- Short exercise -
Report every line in the listing that contains the string "title".

- Data in this exercise -
━━━

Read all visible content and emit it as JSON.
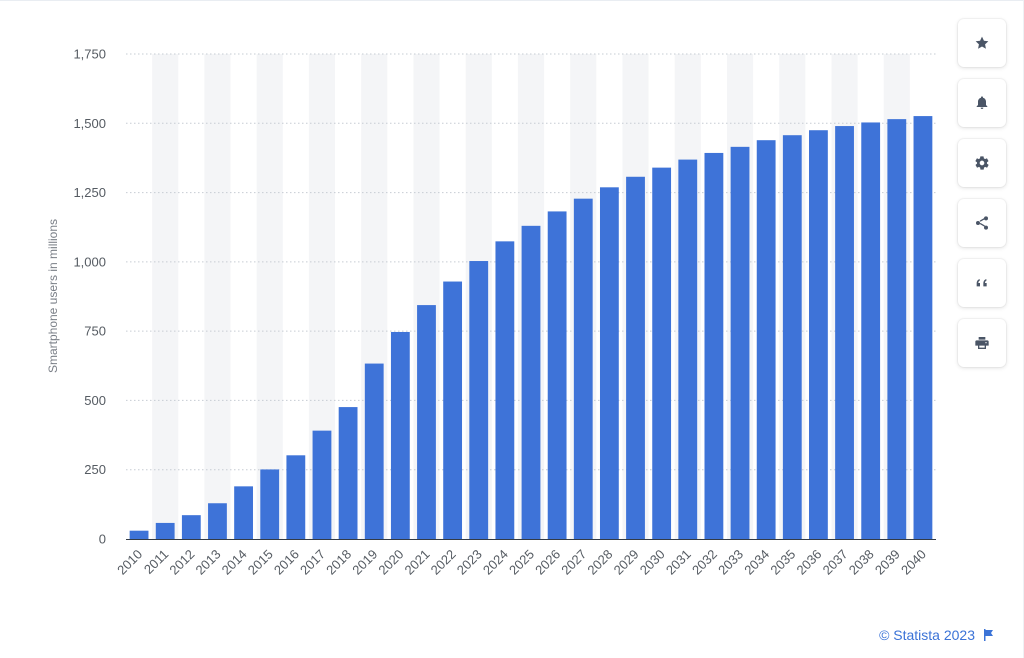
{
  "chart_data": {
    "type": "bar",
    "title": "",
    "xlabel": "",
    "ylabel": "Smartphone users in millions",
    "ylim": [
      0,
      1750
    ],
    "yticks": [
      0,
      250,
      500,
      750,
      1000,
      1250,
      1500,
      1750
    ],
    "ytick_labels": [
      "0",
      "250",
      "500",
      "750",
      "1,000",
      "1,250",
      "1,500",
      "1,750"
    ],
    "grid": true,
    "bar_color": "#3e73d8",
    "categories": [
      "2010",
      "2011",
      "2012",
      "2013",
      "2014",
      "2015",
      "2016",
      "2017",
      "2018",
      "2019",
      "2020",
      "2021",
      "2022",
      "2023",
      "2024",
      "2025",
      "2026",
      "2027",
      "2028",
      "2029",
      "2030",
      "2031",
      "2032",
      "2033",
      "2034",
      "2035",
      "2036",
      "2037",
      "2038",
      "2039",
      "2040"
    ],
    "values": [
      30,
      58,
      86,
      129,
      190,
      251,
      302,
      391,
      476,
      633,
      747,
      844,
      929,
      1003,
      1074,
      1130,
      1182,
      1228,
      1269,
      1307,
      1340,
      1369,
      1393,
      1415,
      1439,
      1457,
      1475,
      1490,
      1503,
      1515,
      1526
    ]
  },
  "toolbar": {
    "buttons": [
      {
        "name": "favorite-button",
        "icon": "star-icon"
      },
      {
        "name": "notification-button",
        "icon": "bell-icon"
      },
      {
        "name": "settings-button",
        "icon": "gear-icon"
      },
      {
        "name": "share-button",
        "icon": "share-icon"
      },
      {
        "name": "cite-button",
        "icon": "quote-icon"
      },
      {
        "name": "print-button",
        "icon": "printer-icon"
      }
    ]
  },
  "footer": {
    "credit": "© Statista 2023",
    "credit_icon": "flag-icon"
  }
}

━━━

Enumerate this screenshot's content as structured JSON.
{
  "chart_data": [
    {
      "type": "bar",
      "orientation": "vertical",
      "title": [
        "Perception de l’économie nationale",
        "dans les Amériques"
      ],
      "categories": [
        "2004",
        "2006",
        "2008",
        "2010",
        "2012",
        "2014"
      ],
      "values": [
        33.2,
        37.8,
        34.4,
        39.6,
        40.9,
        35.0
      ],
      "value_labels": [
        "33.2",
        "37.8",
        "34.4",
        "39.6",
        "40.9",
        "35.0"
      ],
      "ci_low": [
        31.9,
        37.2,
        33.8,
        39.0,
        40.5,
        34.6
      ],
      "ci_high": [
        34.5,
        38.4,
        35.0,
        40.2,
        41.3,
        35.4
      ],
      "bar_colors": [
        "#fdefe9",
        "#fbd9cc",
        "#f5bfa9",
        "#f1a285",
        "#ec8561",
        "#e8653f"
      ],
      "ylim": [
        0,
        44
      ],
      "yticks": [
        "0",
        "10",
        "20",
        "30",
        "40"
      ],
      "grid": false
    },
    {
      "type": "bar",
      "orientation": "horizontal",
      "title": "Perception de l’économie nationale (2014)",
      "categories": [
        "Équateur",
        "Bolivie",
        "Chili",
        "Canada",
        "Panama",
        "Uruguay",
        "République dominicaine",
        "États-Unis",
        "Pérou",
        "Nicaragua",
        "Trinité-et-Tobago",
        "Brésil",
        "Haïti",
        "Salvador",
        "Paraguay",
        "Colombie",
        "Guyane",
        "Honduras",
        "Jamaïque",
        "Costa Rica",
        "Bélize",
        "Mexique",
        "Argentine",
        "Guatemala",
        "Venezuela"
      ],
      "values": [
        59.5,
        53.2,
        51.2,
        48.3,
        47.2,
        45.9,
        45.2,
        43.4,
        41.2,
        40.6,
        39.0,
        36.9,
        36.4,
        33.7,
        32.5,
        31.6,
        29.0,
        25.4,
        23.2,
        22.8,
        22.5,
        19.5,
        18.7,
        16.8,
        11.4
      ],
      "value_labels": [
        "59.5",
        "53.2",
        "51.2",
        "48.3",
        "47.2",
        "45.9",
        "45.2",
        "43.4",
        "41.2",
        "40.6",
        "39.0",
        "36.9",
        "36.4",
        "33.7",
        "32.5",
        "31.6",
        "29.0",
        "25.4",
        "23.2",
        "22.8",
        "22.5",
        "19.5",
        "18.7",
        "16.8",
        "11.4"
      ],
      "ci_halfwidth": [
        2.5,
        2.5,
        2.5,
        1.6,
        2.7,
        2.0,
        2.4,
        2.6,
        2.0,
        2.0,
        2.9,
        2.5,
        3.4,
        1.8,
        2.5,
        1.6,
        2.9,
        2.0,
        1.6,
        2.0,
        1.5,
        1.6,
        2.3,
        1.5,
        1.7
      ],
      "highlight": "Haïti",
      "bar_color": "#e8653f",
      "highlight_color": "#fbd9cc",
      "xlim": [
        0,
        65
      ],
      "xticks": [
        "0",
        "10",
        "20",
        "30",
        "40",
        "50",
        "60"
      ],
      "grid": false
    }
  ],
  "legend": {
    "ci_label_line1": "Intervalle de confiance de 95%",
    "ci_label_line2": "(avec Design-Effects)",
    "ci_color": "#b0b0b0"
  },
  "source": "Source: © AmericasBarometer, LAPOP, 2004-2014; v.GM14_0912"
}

━━━

- Written answer -
    "title": "",
      "title": [
      "title": "Perception de l’économie nationale (2014)",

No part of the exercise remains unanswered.